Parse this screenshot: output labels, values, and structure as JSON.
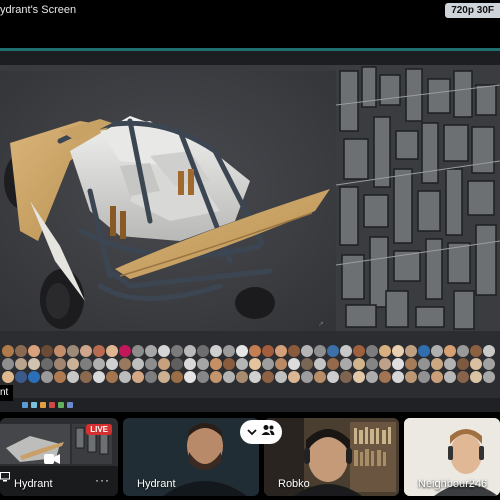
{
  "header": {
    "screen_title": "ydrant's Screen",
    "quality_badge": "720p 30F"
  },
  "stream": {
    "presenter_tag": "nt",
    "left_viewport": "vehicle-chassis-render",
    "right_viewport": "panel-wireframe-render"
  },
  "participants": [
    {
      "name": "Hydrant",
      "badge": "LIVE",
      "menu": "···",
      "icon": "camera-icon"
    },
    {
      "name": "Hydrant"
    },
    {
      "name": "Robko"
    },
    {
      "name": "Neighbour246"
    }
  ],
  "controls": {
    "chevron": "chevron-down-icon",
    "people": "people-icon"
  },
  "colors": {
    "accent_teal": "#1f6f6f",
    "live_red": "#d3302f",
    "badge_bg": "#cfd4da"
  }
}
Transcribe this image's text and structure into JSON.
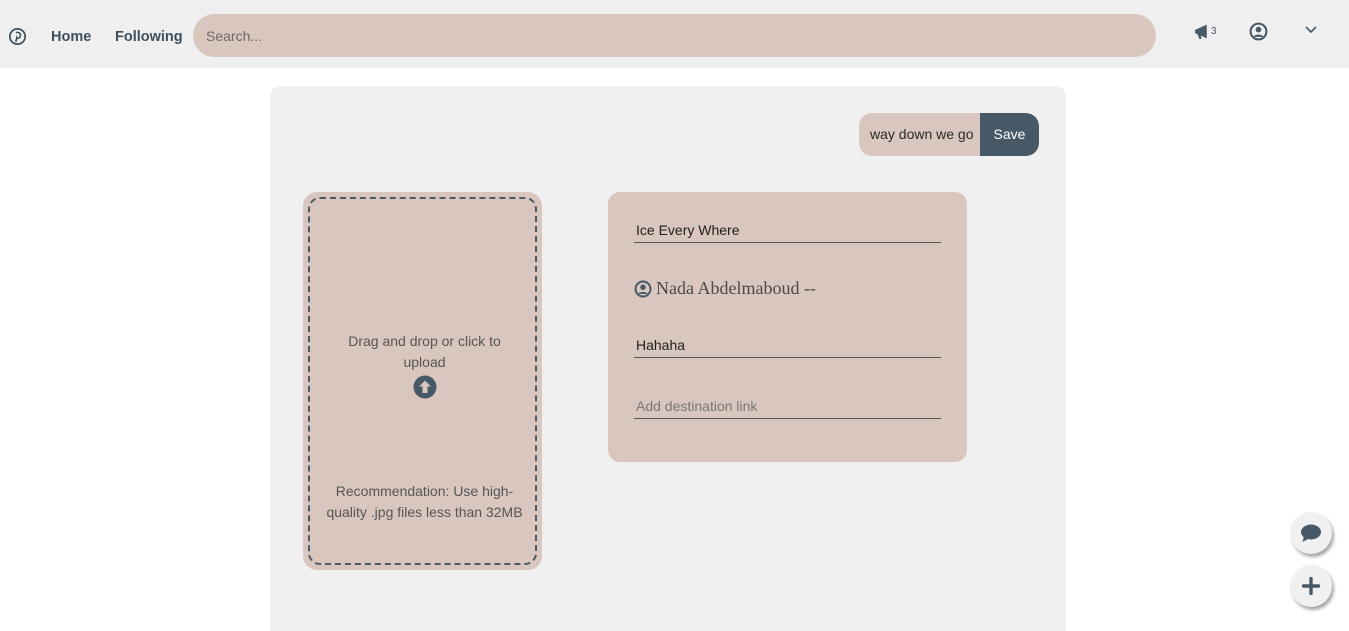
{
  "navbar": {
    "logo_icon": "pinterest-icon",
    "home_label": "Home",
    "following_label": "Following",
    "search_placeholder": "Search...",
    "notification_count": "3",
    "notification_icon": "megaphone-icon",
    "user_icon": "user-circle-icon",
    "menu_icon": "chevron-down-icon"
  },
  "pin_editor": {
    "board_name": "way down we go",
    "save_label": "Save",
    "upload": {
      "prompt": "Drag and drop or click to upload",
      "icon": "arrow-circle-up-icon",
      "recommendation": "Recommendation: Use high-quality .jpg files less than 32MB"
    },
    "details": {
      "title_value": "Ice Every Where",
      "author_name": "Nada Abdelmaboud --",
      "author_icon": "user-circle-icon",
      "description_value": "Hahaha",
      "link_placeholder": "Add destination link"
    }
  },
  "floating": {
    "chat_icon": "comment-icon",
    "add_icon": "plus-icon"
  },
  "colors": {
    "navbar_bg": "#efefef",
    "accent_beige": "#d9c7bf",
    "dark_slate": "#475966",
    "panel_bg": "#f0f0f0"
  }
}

· · ·

**WHAT YOU SHOULD DO**: Keep the pictures out of the copy and write out the data exactly as it stands.

**RESULT OF THIS EXERCISE**:
Parse this screenshot: output labels, values, and structure as JSON.
{
  "header": {
    "screen_title": "ydrant's Screen",
    "quality_badge": "720p 30F"
  },
  "stream": {
    "presenter_tag": "nt",
    "left_viewport": "vehicle-chassis-render",
    "right_viewport": "panel-wireframe-render"
  },
  "participants": [
    {
      "name": "Hydrant",
      "badge": "LIVE",
      "menu": "···",
      "icon": "camera-icon"
    },
    {
      "name": "Hydrant"
    },
    {
      "name": "Robko"
    },
    {
      "name": "Neighbour246"
    }
  ],
  "controls": {
    "chevron": "chevron-down-icon",
    "people": "people-icon"
  },
  "colors": {
    "accent_teal": "#1f6f6f",
    "live_red": "#d3302f",
    "badge_bg": "#cfd4da"
  }
}
Transcribe this image's text and structure into JSON.
{
  "navbar": {
    "logo_icon": "pinterest-icon",
    "home_label": "Home",
    "following_label": "Following",
    "search_placeholder": "Search...",
    "notification_count": "3",
    "notification_icon": "megaphone-icon",
    "user_icon": "user-circle-icon",
    "menu_icon": "chevron-down-icon"
  },
  "pin_editor": {
    "board_name": "way down we go",
    "save_label": "Save",
    "upload": {
      "prompt": "Drag and drop or click to upload",
      "icon": "arrow-circle-up-icon",
      "recommendation": "Recommendation: Use high-quality .jpg files less than 32MB"
    },
    "details": {
      "title_value": "Ice Every Where",
      "author_name": "Nada Abdelmaboud --",
      "author_icon": "user-circle-icon",
      "description_value": "Hahaha",
      "link_placeholder": "Add destination link"
    }
  },
  "floating": {
    "chat_icon": "comment-icon",
    "add_icon": "plus-icon"
  },
  "colors": {
    "navbar_bg": "#efefef",
    "accent_beige": "#d9c7bf",
    "dark_slate": "#475966",
    "panel_bg": "#f0f0f0"
  }
}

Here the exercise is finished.